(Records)
begin

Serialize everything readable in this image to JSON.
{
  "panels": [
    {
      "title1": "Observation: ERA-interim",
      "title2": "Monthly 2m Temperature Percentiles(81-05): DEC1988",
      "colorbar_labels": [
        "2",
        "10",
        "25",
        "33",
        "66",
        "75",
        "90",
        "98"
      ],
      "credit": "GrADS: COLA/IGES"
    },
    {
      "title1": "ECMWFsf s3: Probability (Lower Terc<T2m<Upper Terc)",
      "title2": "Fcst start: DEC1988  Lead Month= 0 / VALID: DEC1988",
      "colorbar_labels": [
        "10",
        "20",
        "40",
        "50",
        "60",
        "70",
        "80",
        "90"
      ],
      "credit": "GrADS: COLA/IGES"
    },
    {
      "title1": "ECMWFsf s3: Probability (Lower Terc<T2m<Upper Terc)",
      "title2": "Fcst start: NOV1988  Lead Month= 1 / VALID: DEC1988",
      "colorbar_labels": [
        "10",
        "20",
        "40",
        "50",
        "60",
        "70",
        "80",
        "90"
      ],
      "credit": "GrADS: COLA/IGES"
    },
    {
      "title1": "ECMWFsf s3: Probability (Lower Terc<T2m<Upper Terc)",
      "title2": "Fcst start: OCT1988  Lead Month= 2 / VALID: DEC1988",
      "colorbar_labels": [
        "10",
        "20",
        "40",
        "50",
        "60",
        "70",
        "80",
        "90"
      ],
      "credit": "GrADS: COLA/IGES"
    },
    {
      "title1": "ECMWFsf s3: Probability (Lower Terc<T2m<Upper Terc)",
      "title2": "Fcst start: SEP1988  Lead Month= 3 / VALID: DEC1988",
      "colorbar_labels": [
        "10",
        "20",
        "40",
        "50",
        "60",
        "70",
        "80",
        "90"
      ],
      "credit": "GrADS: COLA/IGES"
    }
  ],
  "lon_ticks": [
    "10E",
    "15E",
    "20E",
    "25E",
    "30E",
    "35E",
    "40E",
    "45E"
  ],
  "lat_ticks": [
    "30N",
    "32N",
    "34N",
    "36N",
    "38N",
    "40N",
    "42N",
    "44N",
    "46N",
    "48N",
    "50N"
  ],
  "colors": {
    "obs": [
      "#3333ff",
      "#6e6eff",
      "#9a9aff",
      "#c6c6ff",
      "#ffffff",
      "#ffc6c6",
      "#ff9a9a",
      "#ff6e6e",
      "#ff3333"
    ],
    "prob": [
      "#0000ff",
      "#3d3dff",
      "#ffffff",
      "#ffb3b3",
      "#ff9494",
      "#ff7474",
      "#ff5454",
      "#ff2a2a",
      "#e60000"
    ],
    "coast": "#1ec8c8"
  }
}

end
begin

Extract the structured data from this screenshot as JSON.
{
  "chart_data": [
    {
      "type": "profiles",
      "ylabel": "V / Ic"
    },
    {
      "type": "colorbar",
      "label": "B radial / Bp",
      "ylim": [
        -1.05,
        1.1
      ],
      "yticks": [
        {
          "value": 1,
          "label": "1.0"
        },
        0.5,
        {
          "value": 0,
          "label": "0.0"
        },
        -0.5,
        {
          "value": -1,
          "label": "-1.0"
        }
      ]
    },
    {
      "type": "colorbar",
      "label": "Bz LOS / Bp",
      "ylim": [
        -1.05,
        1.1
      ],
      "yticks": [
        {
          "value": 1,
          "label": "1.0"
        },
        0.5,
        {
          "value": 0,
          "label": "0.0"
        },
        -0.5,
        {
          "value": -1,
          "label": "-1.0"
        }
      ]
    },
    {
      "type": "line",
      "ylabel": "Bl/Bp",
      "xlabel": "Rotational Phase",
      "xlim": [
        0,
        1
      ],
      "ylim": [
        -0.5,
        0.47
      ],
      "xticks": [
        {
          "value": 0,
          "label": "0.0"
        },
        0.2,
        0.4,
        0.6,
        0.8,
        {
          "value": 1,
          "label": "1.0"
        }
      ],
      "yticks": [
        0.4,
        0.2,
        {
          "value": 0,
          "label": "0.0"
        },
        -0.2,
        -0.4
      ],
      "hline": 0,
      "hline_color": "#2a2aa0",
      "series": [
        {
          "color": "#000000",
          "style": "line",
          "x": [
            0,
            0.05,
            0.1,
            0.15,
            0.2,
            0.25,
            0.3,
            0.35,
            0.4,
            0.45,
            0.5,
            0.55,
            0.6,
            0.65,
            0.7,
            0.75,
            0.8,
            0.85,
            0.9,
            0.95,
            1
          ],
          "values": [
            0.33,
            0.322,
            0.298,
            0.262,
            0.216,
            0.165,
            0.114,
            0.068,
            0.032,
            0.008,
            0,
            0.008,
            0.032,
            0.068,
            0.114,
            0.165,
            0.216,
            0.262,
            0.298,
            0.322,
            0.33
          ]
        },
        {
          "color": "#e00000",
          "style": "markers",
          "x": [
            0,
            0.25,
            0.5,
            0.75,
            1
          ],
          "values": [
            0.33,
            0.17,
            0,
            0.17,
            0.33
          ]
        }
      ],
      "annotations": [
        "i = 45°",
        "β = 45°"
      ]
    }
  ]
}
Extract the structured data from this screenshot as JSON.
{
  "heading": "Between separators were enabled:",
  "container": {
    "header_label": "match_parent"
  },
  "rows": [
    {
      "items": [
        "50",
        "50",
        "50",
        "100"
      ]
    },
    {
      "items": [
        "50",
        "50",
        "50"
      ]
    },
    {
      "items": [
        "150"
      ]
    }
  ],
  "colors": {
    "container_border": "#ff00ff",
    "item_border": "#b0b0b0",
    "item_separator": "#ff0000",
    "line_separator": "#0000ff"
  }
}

end
begin

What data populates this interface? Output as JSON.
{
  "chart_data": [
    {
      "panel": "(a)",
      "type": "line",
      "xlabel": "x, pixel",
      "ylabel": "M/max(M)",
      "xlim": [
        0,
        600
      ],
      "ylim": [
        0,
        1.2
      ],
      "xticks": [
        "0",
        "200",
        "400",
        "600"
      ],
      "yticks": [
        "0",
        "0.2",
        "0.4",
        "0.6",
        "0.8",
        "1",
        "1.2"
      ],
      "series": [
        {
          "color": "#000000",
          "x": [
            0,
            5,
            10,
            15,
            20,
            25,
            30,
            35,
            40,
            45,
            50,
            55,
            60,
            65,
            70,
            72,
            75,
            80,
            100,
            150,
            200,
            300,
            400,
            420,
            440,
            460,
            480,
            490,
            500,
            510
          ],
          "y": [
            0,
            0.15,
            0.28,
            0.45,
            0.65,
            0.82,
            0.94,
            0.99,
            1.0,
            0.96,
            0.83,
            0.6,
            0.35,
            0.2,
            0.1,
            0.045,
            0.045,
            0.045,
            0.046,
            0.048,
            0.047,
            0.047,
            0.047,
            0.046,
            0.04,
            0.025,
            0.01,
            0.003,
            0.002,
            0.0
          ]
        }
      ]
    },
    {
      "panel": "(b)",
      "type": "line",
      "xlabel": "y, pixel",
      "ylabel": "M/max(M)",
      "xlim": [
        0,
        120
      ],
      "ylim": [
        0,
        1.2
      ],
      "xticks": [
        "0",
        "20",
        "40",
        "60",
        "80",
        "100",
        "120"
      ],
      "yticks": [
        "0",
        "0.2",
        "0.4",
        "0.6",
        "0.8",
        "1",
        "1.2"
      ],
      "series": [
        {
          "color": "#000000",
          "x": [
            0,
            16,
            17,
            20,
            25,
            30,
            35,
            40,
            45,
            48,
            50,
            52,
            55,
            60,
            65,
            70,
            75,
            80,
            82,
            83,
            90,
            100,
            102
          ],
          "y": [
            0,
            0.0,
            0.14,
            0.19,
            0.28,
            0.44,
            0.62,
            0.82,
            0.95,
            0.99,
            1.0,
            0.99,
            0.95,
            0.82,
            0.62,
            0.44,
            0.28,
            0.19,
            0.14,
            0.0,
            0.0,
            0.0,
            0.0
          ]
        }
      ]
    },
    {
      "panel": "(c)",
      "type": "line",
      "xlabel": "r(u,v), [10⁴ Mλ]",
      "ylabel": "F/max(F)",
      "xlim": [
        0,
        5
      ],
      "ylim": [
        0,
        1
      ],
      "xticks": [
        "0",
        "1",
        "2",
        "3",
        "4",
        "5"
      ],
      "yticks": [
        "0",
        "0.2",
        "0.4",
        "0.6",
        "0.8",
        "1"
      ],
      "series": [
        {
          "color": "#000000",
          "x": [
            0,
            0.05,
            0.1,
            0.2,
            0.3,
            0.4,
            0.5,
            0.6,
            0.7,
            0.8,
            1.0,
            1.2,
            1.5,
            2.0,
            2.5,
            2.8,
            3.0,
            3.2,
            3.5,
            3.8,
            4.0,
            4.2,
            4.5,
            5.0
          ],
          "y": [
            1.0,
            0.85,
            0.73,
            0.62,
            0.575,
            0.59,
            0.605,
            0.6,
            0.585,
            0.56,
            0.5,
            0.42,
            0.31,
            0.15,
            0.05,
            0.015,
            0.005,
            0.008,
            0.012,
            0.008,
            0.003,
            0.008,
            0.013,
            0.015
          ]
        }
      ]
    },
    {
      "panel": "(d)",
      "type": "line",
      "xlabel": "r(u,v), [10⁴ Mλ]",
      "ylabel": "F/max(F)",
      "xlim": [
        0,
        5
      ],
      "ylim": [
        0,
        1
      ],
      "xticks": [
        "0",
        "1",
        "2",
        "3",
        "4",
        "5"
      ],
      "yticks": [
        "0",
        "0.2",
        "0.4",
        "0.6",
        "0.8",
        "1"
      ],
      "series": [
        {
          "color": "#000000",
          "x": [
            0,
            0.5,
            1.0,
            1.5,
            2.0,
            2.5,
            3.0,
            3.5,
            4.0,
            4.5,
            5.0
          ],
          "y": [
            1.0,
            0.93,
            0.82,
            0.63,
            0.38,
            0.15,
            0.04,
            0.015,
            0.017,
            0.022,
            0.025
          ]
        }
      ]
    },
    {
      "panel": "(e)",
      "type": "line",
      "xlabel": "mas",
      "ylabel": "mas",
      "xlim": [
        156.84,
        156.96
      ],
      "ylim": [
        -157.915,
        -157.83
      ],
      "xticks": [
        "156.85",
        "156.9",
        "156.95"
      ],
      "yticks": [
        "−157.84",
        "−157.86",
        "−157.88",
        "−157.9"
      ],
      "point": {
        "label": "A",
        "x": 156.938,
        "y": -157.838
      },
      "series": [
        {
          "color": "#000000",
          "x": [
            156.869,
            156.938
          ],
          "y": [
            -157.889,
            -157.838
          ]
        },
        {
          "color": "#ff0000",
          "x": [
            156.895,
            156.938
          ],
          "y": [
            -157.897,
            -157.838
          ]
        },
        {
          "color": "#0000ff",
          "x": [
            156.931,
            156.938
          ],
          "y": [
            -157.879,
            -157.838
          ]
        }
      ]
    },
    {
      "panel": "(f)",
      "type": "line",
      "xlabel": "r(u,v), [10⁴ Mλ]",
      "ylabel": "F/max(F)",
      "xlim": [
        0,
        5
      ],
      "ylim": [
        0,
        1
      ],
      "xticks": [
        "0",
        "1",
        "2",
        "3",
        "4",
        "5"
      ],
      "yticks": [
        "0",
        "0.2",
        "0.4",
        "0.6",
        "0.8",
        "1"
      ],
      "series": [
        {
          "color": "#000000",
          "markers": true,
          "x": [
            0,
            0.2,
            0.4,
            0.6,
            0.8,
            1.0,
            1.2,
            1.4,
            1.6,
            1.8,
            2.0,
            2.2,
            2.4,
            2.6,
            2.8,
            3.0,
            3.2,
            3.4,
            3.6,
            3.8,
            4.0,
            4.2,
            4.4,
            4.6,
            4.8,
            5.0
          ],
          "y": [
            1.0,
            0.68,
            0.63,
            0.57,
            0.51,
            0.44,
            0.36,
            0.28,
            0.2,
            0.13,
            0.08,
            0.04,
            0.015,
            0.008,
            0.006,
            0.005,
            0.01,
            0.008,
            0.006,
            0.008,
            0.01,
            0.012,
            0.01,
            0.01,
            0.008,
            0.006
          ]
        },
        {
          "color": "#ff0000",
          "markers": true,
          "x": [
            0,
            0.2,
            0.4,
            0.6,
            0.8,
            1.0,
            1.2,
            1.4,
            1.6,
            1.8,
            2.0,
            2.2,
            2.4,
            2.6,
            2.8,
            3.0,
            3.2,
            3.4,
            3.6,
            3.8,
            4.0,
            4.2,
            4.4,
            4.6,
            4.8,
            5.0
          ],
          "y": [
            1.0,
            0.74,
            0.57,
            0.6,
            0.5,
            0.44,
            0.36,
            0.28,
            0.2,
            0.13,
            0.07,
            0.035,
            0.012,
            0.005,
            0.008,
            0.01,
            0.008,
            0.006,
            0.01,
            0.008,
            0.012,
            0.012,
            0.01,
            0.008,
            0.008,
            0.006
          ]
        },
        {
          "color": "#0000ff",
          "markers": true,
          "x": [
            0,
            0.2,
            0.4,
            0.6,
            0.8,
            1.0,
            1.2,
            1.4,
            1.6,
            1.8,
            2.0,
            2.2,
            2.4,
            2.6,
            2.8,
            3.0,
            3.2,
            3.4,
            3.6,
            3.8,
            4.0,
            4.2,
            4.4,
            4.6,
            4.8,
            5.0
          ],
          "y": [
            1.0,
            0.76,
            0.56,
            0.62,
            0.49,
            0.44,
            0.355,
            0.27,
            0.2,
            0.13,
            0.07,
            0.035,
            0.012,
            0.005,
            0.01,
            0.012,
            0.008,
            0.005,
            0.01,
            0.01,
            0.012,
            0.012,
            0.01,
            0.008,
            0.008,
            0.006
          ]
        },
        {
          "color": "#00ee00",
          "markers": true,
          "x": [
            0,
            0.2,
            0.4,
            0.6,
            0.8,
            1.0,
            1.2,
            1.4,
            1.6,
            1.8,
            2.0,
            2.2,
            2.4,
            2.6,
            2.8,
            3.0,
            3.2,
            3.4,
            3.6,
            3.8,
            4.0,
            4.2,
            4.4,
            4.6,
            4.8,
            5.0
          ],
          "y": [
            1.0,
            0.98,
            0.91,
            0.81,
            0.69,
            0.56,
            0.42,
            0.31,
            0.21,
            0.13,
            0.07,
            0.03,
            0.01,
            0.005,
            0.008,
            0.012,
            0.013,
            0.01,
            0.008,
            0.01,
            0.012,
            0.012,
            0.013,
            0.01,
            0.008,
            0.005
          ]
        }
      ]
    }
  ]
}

end

-- Task description --
Working from the entries above, return all lines that contain "start".

-- Reply --
      "title2": "Fcst start: DEC1988  Lead Month= 0 / VALID: DEC1988",
      "title2": "Fcst start: NOV1988  Lead Month= 1 / VALID: DEC1988",
      "title2": "Fcst start: OCT1988  Lead Month= 2 / VALID: DEC1988",
      "title2": "Fcst start: SEP1988  Lead Month= 3 / VALID: DEC1988",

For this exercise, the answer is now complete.